Data entries for graphics ▸
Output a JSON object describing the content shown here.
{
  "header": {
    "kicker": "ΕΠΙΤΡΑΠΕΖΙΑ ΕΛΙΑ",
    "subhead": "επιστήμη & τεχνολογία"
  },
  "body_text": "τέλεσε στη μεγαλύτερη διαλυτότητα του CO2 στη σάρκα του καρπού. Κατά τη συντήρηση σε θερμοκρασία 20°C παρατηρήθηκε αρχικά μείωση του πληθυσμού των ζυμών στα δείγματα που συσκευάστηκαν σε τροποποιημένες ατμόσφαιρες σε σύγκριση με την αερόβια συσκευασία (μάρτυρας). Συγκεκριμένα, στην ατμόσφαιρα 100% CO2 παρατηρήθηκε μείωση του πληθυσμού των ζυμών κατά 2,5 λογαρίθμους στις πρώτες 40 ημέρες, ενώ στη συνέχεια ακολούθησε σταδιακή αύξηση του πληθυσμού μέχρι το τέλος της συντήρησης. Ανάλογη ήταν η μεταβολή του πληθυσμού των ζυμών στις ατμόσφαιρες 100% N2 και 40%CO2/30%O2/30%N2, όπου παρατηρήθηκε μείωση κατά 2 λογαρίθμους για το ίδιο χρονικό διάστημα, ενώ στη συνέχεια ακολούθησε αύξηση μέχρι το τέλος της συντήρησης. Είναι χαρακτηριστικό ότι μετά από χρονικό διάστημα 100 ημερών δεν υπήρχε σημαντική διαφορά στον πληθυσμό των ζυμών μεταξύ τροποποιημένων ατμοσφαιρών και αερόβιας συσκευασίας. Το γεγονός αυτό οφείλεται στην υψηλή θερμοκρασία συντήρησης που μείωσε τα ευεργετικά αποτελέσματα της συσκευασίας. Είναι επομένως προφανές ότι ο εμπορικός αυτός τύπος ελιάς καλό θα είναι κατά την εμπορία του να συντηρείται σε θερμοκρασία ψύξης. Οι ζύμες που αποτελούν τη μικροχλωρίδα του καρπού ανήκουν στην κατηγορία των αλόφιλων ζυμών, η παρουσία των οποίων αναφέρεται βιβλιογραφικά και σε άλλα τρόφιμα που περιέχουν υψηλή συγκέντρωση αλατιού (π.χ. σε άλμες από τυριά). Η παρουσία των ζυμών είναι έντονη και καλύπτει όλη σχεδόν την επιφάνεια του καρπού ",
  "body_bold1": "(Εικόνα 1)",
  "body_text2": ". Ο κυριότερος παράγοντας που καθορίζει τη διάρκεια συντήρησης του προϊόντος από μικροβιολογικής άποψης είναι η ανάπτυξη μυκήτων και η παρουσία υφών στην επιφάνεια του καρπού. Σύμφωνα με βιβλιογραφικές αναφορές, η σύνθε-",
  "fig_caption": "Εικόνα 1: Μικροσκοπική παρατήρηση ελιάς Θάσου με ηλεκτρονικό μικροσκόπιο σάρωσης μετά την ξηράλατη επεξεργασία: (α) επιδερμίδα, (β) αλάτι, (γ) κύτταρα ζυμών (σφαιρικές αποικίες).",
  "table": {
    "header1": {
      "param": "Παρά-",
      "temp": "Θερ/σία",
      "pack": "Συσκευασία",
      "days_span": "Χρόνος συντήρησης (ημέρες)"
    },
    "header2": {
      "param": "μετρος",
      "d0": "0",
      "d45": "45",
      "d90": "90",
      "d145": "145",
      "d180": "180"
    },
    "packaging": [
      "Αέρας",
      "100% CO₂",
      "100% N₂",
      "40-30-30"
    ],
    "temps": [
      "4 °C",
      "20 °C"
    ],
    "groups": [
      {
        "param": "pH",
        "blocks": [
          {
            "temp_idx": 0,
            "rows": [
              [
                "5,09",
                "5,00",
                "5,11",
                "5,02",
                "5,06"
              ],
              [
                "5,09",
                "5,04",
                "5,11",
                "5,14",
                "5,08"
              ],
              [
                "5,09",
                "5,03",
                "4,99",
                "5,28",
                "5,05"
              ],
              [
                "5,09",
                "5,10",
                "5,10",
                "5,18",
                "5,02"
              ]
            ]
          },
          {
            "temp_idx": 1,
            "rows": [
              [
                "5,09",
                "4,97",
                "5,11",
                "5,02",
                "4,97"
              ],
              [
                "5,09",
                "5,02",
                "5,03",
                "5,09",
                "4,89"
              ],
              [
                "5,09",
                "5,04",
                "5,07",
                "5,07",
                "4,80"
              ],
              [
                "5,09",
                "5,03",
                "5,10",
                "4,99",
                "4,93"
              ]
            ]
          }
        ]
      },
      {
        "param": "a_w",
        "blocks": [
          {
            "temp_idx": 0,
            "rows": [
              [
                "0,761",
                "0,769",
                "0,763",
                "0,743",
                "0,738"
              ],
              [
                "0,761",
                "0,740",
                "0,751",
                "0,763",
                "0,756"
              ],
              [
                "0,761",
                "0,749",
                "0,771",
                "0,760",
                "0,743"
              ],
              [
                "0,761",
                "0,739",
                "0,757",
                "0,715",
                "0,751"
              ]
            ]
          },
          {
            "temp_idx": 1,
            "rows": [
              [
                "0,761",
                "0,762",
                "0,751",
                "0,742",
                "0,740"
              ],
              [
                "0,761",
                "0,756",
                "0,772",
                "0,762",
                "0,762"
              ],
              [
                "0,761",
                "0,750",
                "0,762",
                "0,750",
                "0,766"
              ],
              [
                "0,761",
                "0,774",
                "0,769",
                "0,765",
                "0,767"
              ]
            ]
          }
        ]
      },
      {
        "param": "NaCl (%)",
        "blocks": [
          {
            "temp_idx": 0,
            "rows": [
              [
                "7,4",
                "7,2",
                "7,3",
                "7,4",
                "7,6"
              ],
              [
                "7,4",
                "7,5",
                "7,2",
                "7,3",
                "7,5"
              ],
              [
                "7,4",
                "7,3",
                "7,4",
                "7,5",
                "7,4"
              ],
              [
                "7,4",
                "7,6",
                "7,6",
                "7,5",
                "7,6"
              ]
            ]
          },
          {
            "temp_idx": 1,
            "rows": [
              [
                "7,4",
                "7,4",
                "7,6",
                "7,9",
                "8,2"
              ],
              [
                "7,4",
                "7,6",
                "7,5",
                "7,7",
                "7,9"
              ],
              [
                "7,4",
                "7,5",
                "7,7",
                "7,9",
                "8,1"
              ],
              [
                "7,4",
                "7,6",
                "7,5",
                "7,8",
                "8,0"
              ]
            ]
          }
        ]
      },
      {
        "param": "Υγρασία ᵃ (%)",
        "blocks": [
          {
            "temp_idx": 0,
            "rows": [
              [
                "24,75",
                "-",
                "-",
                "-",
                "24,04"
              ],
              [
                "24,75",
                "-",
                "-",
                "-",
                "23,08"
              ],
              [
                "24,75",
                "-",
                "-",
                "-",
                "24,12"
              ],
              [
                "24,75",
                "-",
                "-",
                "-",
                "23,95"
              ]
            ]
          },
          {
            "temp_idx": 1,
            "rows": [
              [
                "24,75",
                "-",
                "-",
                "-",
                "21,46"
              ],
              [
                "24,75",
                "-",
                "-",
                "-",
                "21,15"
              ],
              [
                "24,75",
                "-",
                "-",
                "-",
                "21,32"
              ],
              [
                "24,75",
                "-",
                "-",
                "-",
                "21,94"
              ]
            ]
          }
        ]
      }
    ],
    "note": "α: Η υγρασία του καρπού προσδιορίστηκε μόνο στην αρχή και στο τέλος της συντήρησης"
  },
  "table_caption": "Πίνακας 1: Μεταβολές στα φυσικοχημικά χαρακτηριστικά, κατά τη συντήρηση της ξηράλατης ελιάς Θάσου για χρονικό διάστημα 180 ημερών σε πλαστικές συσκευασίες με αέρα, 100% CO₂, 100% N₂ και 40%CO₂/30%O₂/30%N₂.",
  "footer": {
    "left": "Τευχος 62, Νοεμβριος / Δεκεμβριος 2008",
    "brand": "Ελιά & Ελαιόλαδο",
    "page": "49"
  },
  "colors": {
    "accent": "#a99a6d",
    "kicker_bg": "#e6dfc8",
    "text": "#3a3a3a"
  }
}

Task prompt ▸ Lines that include the word "param" are to be extracted from the data above.

Output of the task ▸
      "param": "Παρά-",
      "param": "μετρος",
        "param": "pH",
        "param": "a_w",
        "param": "NaCl (%)",
        "param": "Υγρασία ᵃ (%)",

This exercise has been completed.